──────── Provided information

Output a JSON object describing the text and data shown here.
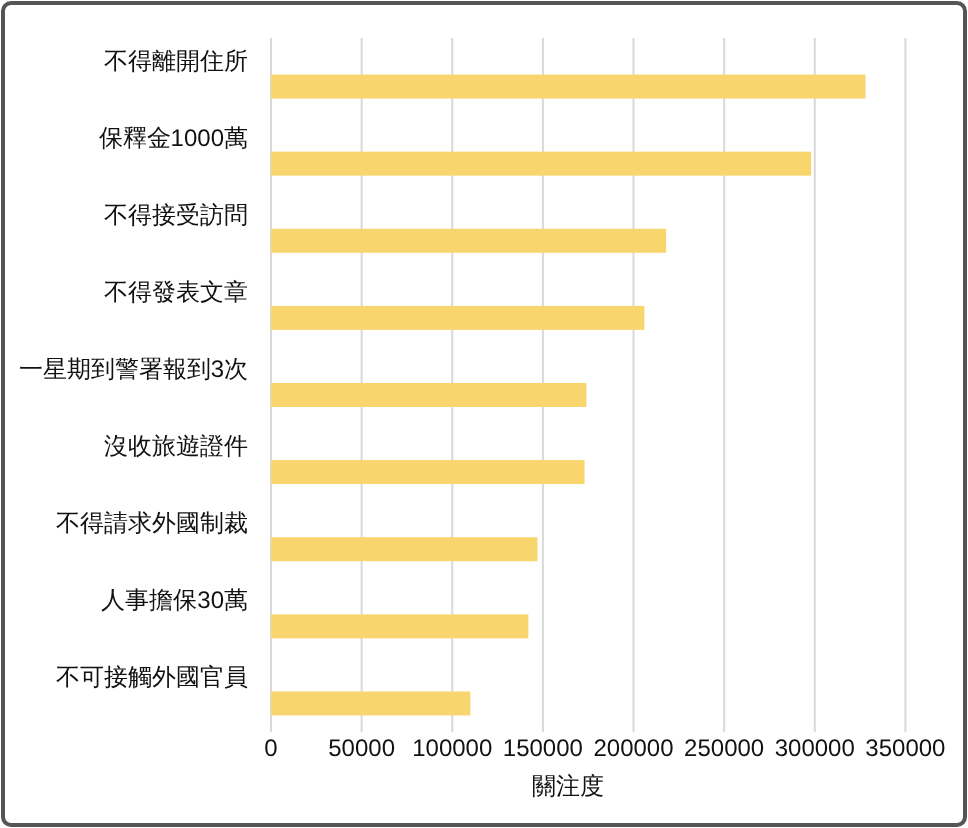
{
  "chart_data": {
    "type": "bar",
    "orientation": "horizontal",
    "categories": [
      "不得離開住所",
      "保釋金1000萬",
      "不得接受訪問",
      "不得發表文章",
      "一星期到警署報到3次",
      "沒收旅遊證件",
      "不得請求外國制裁",
      "人事擔保30萬",
      "不可接觸外國官員"
    ],
    "values": [
      328000,
      298000,
      218000,
      206000,
      174000,
      173000,
      147000,
      142000,
      110000
    ],
    "color": "#f9d56e",
    "xlabel": "關注度",
    "xlim": [
      0,
      350000
    ],
    "xticks": [
      0,
      50000,
      100000,
      150000,
      200000,
      250000,
      300000,
      350000
    ],
    "grid": "x"
  }
}
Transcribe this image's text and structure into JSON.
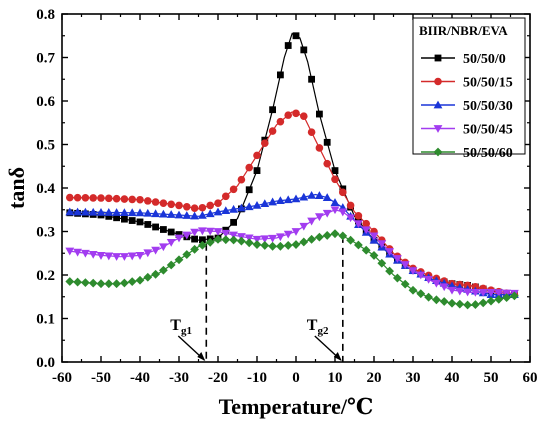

────────────────

» Given instruction:
Output all of the data exactly as it stands, minus any images.

» Output for this task:
Output a JSON object describing the text and data shown here.
{
  "chart_data": {
    "type": "bar",
    "orientation": "horizontal",
    "categories": [
      "不得離開住所",
      "保釋金1000萬",
      "不得接受訪問",
      "不得發表文章",
      "一星期到警署報到3次",
      "沒收旅遊證件",
      "不得請求外國制裁",
      "人事擔保30萬",
      "不可接觸外國官員"
    ],
    "values": [
      328000,
      298000,
      218000,
      206000,
      174000,
      173000,
      147000,
      142000,
      110000
    ],
    "color": "#f9d56e",
    "xlabel": "關注度",
    "xlim": [
      0,
      350000
    ],
    "xticks": [
      0,
      50000,
      100000,
      150000,
      200000,
      250000,
      300000,
      350000
    ],
    "grid": "x"
  }
}
Transcribe this image's text and structure into JSON.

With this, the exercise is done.